**BRIEF:** Repeat the lines beginning at the one with "Parse this screenshot: output" and running to the end of the material, keeping the first and last of them, exactly as they appear.

════

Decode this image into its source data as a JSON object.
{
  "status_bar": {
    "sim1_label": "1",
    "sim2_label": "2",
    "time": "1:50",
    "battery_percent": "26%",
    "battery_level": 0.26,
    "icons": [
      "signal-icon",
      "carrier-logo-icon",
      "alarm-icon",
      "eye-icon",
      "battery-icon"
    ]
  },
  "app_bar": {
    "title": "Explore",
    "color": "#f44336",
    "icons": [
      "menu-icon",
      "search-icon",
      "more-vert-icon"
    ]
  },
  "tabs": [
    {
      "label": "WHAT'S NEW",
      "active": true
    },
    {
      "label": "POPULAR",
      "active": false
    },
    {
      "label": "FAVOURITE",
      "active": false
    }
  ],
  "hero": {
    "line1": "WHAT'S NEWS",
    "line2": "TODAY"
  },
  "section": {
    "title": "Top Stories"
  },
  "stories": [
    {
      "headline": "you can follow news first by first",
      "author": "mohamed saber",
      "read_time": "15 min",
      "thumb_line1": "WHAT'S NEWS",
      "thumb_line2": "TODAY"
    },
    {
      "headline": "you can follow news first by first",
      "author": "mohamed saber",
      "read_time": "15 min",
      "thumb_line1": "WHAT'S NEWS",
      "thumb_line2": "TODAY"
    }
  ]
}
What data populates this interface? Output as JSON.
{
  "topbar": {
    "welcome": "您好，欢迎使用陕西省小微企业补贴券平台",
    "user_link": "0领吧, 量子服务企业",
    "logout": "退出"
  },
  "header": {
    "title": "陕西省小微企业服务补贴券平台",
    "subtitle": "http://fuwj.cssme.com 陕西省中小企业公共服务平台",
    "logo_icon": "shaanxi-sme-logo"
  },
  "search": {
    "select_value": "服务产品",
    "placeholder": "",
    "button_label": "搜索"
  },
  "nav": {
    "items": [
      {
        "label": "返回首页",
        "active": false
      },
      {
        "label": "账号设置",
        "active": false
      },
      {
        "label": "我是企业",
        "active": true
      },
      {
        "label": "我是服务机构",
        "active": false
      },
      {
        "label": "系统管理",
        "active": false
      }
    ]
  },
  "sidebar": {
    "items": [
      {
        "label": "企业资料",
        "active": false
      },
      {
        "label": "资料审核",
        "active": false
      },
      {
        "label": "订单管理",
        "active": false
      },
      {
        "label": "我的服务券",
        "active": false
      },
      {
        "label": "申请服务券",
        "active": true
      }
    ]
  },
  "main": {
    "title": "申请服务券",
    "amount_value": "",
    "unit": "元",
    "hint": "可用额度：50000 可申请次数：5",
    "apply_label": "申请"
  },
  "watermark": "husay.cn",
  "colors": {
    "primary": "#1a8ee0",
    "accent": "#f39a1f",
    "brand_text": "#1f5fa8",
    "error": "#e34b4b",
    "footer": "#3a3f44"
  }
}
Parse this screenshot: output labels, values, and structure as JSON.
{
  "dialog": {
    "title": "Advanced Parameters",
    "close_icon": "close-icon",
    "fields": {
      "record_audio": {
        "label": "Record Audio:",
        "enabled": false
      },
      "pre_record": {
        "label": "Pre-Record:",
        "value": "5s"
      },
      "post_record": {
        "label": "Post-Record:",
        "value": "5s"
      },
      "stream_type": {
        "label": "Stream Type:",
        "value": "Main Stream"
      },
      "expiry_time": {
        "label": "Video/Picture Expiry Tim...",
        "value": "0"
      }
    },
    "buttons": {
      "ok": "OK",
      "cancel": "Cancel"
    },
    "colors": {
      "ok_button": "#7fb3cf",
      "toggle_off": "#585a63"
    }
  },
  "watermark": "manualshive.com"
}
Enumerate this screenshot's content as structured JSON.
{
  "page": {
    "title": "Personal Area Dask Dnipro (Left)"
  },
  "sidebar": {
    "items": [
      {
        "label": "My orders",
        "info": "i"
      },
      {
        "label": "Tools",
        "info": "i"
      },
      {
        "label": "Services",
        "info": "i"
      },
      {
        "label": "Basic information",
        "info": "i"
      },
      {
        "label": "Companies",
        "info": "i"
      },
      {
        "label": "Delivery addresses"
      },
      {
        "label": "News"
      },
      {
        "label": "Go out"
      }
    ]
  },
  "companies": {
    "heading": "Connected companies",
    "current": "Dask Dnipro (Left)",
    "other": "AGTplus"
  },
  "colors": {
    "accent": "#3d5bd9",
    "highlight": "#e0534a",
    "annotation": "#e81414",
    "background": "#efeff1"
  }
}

════

**ANSWER TO THIS TASK:**
Parse this screenshot: output labels, values, and structure as JSON.
{
  "dialog": {
    "title": "Advanced Parameters",
    "close_icon": "close-icon",
    "fields": {
      "record_audio": {
        "label": "Record Audio:",
        "enabled": false
      },
      "pre_record": {
        "label": "Pre-Record:",
        "value": "5s"
      },
      "post_record": {
        "label": "Post-Record:",
        "value": "5s"
      },
      "stream_type": {
        "label": "Stream Type:",
        "value": "Main Stream"
      },
      "expiry_time": {
        "label": "Video/Picture Expiry Tim...",
        "value": "0"
      }
    },
    "buttons": {
      "ok": "OK",
      "cancel": "Cancel"
    },
    "colors": {
      "ok_button": "#7fb3cf",
      "toggle_off": "#585a63"
    }
  },
  "watermark": "manualshive.com"
}
Enumerate this screenshot's content as structured JSON.
{
  "page": {
    "title": "Personal Area Dask Dnipro (Left)"
  },
  "sidebar": {
    "items": [
      {
        "label": "My orders",
        "info": "i"
      },
      {
        "label": "Tools",
        "info": "i"
      },
      {
        "label": "Services",
        "info": "i"
      },
      {
        "label": "Basic information",
        "info": "i"
      },
      {
        "label": "Companies",
        "info": "i"
      },
      {
        "label": "Delivery addresses"
      },
      {
        "label": "News"
      },
      {
        "label": "Go out"
      }
    ]
  },
  "companies": {
    "heading": "Connected companies",
    "current": "Dask Dnipro (Left)",
    "other": "AGTplus"
  },
  "colors": {
    "accent": "#3d5bd9",
    "highlight": "#e0534a",
    "annotation": "#e81414",
    "background": "#efeff1"
  }
}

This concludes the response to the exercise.